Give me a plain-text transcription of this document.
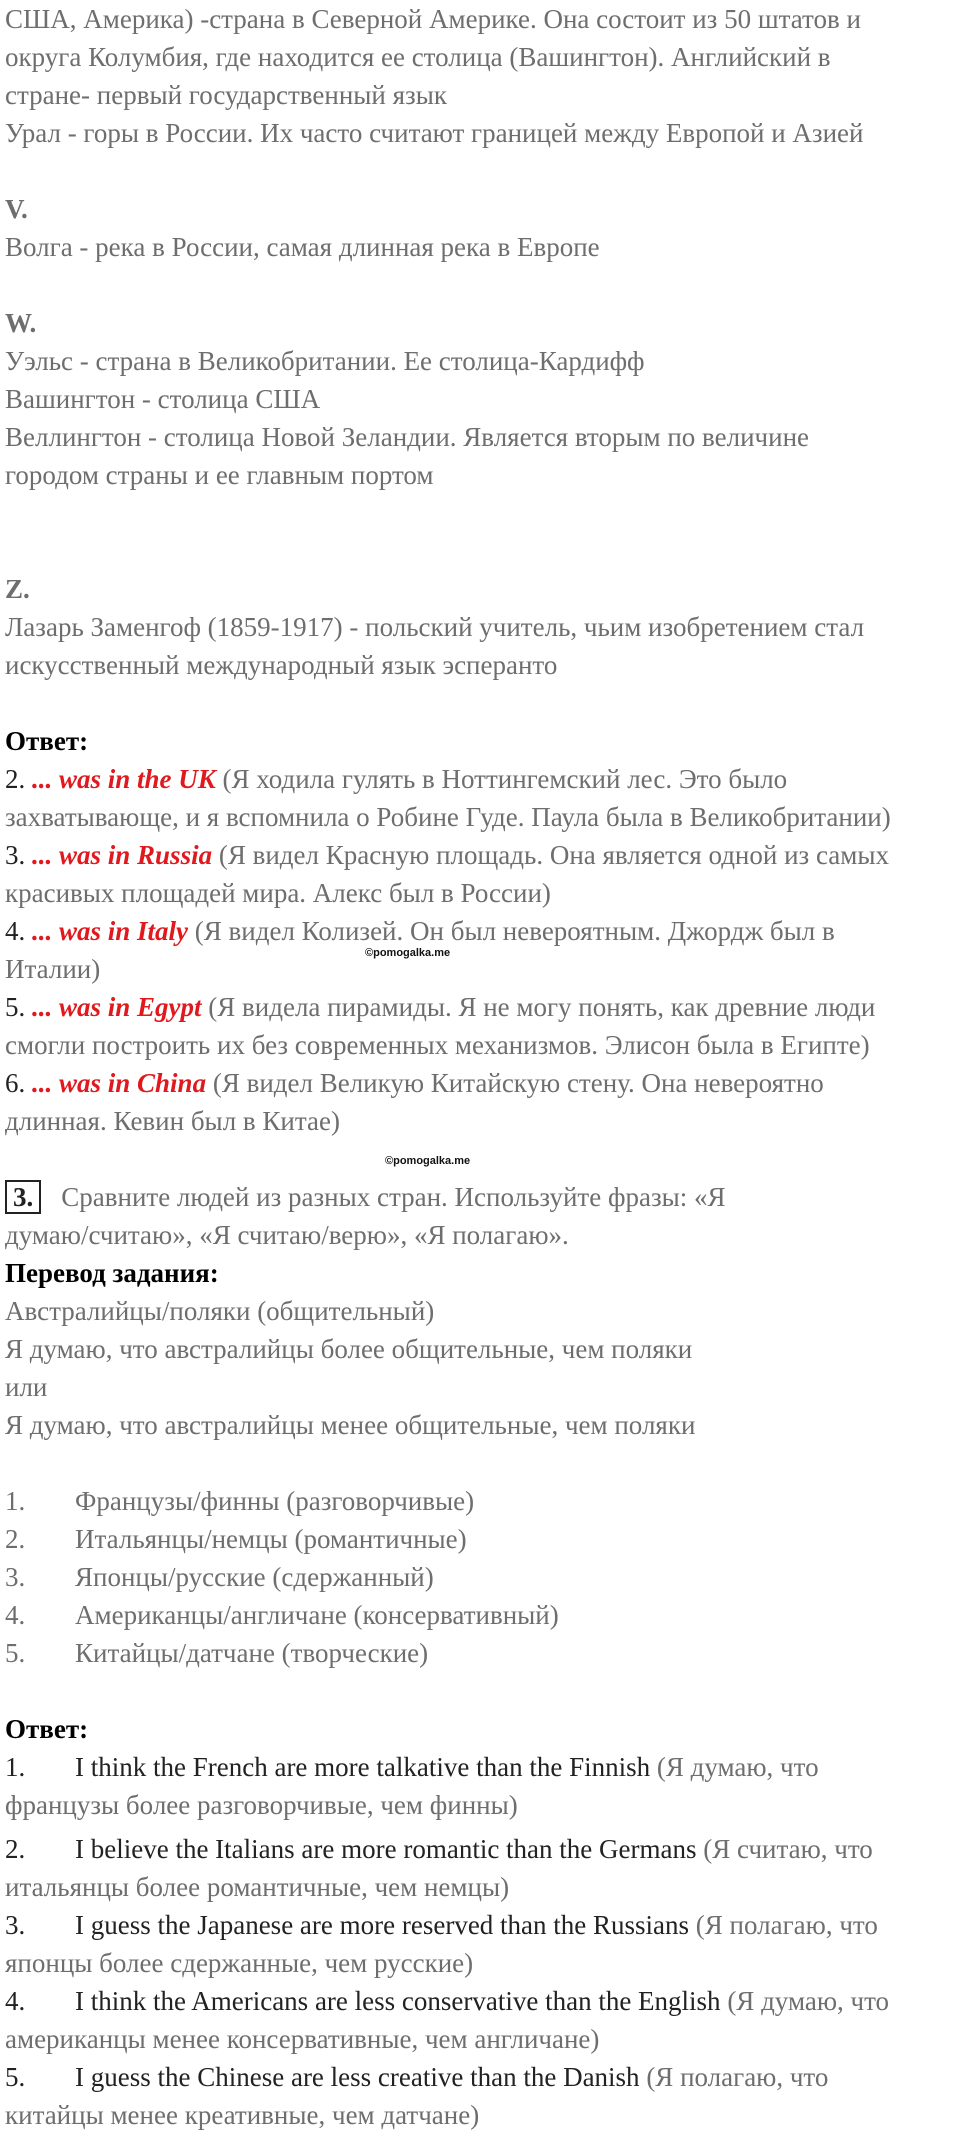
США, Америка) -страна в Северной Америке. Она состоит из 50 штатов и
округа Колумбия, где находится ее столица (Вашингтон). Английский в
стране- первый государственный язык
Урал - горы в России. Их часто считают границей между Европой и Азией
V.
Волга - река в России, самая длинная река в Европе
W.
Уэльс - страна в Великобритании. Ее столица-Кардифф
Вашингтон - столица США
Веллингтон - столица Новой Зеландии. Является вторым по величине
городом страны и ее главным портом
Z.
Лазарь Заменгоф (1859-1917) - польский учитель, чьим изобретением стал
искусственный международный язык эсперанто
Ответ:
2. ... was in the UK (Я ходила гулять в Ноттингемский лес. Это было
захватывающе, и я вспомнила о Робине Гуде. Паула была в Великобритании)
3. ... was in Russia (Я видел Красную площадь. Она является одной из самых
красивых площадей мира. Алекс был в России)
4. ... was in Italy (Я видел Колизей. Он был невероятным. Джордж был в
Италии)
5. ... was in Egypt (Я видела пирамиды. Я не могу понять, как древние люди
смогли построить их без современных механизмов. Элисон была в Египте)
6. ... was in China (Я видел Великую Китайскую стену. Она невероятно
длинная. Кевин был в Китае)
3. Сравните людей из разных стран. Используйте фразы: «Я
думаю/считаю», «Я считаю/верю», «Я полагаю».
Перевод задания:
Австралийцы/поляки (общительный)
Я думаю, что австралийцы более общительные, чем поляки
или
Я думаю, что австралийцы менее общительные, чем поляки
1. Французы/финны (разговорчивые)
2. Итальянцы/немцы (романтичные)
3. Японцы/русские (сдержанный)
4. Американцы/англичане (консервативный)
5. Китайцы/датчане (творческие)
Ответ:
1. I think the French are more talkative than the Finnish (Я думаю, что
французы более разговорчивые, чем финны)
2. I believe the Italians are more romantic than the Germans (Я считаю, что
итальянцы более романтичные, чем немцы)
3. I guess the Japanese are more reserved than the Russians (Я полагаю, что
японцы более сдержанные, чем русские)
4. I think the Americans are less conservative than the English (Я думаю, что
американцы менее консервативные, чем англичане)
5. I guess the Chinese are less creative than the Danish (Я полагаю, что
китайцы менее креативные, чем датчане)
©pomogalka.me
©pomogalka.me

◇ ◇ ◇ ◇ ◇

GOAL OF THE EXERCISE: What you return should match the records above word for word, minus the pictures.

FINAL RESULT:
Give me a plain-text transcription of this document.
США, Америка) -страна в Северной Америке. Она состоит из 50 штатов и
округа Колумбия, где находится ее столица (Вашингтон). Английский в
стране- первый государственный язык
Урал - горы в России. Их часто считают границей между Европой и Азией
V.
Волга - река в России, самая длинная река в Европе
W.
Уэльс - страна в Великобритании. Ее столица-Кардифф
Вашингтон - столица США
Веллингтон - столица Новой Зеландии. Является вторым по величине
городом страны и ее главным портом
Z.
Лазарь Заменгоф (1859-1917) - польский учитель, чьим изобретением стал
искусственный международный язык эсперанто
Ответ:
2. ... was in the UK (Я ходила гулять в Ноттингемский лес. Это было
захватывающе, и я вспомнила о Робине Гуде. Паула была в Великобритании)
3. ... was in Russia (Я видел Красную площадь. Она является одной из самых
красивых площадей мира. Алекс был в России)
4. ... was in Italy (Я видел Колизей. Он был невероятным. Джордж был в
Италии)
5. ... was in Egypt (Я видела пирамиды. Я не могу понять, как древние люди
смогли построить их без современных механизмов. Элисон была в Египте)
6. ... was in China (Я видел Великую Китайскую стену. Она невероятно
длинная. Кевин был в Китае)
3. Сравните людей из разных стран. Используйте фразы: «Я
думаю/считаю», «Я считаю/верю», «Я полагаю».
Перевод задания:
Австралийцы/поляки (общительный)
Я думаю, что австралийцы более общительные, чем поляки
или
Я думаю, что австралийцы менее общительные, чем поляки
1. Французы/финны (разговорчивые)
2. Итальянцы/немцы (романтичные)
3. Японцы/русские (сдержанный)
4. Американцы/англичане (консервативный)
5. Китайцы/датчане (творческие)
Ответ:
1. I think the French are more talkative than the Finnish (Я думаю, что
французы более разговорчивые, чем финны)
2. I believe the Italians are more romantic than the Germans (Я считаю, что
итальянцы более романтичные, чем немцы)
3. I guess the Japanese are more reserved than the Russians (Я полагаю, что
японцы более сдержанные, чем русские)
4. I think the Americans are less conservative than the English (Я думаю, что
американцы менее консервативные, чем англичане)
5. I guess the Chinese are less creative than the Danish (Я полагаю, что
китайцы менее креативные, чем датчане)
©pomogalka.me
©pomogalka.me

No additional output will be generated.